Lines of data
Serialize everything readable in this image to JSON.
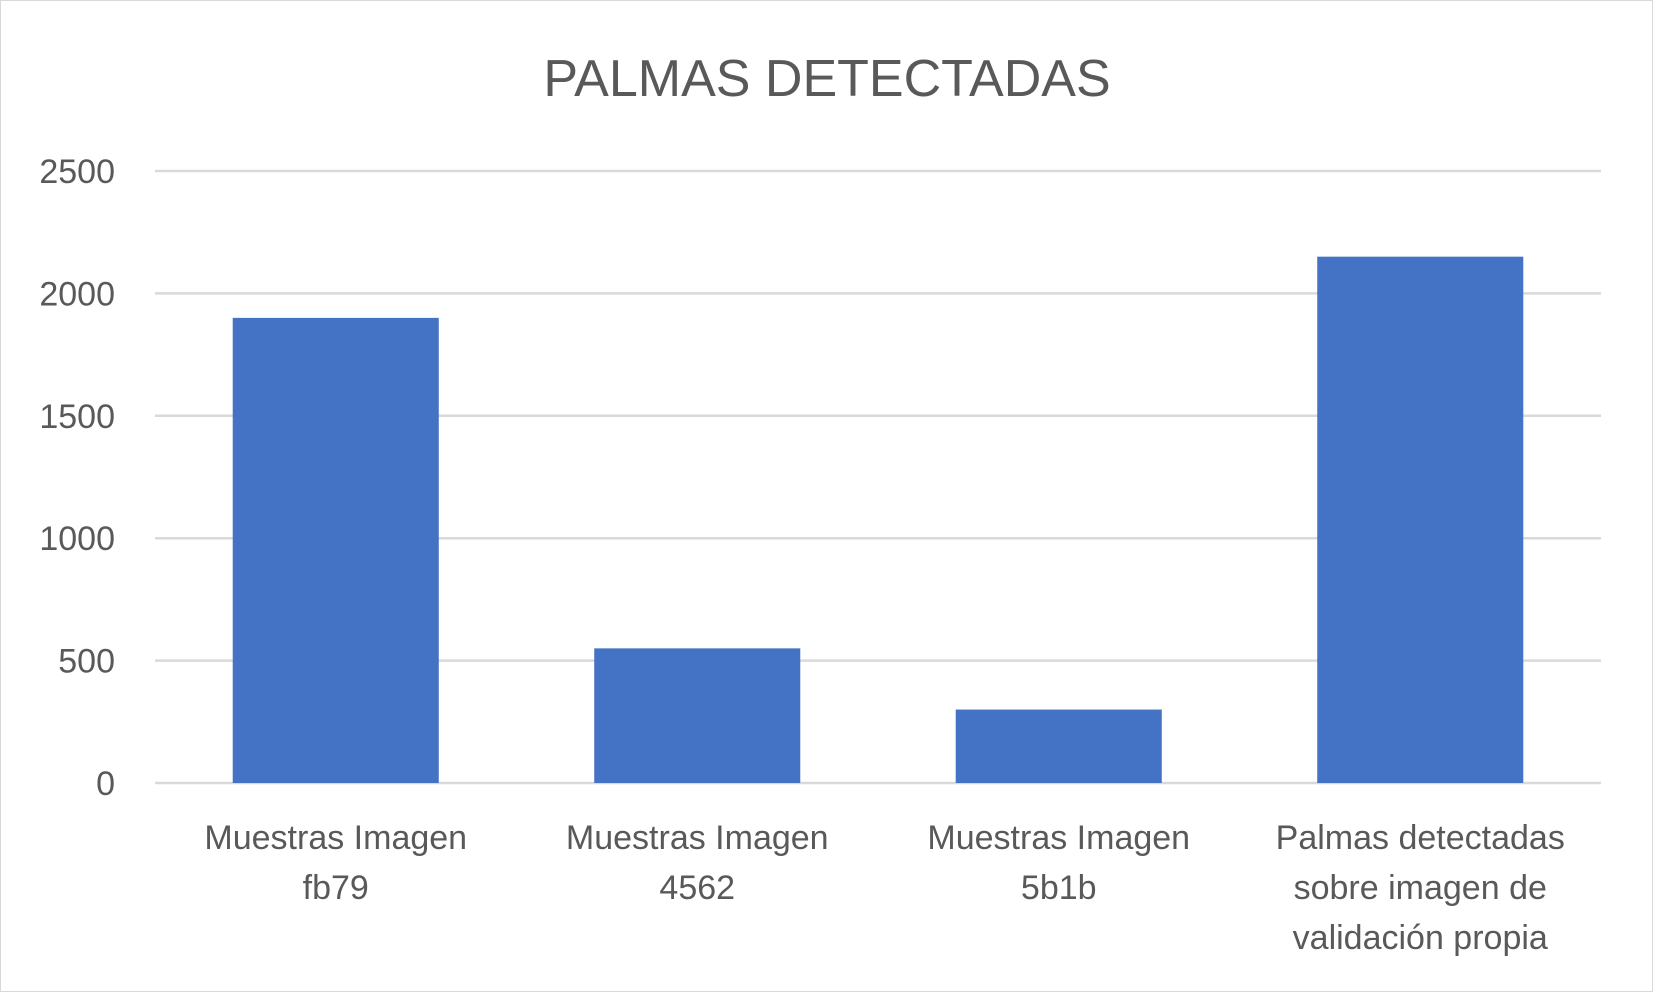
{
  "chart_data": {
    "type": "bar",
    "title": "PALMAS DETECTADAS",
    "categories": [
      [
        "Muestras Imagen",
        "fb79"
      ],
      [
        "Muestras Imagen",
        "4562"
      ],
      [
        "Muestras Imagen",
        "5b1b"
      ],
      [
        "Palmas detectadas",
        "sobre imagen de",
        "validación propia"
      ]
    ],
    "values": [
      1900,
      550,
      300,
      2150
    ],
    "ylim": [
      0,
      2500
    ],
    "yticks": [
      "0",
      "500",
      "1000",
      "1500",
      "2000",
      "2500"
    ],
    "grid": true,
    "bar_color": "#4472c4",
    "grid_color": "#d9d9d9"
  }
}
---
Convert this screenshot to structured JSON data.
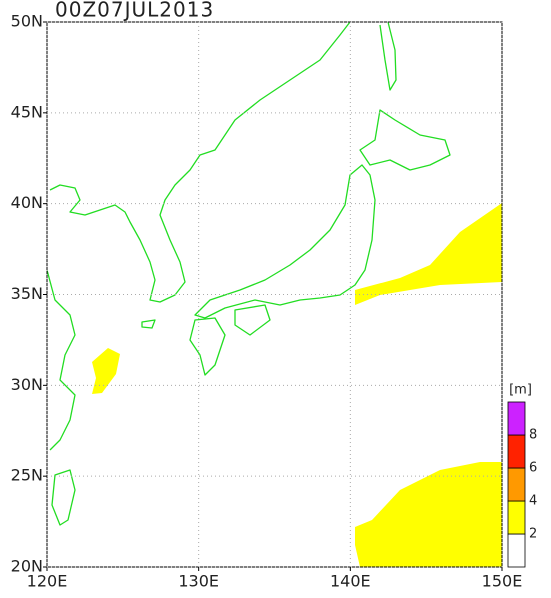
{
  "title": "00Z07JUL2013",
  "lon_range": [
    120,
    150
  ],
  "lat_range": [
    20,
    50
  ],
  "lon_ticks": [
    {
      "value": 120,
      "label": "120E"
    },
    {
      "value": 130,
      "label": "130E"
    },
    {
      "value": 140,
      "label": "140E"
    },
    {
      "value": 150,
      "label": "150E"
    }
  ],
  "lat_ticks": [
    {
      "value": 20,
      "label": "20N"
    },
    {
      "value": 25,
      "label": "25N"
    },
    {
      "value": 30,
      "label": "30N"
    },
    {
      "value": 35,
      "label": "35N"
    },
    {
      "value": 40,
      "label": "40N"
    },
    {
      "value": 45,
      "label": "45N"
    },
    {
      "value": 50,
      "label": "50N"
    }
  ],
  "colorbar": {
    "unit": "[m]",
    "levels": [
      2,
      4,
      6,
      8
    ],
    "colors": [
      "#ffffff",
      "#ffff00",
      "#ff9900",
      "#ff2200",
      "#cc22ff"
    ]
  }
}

Goal:
Find the string "title" in the entries above and return each line that holds it.

Task answer:
    "title": "PALMAS DETECTADAS",
  "title": "00Z07JUL2013",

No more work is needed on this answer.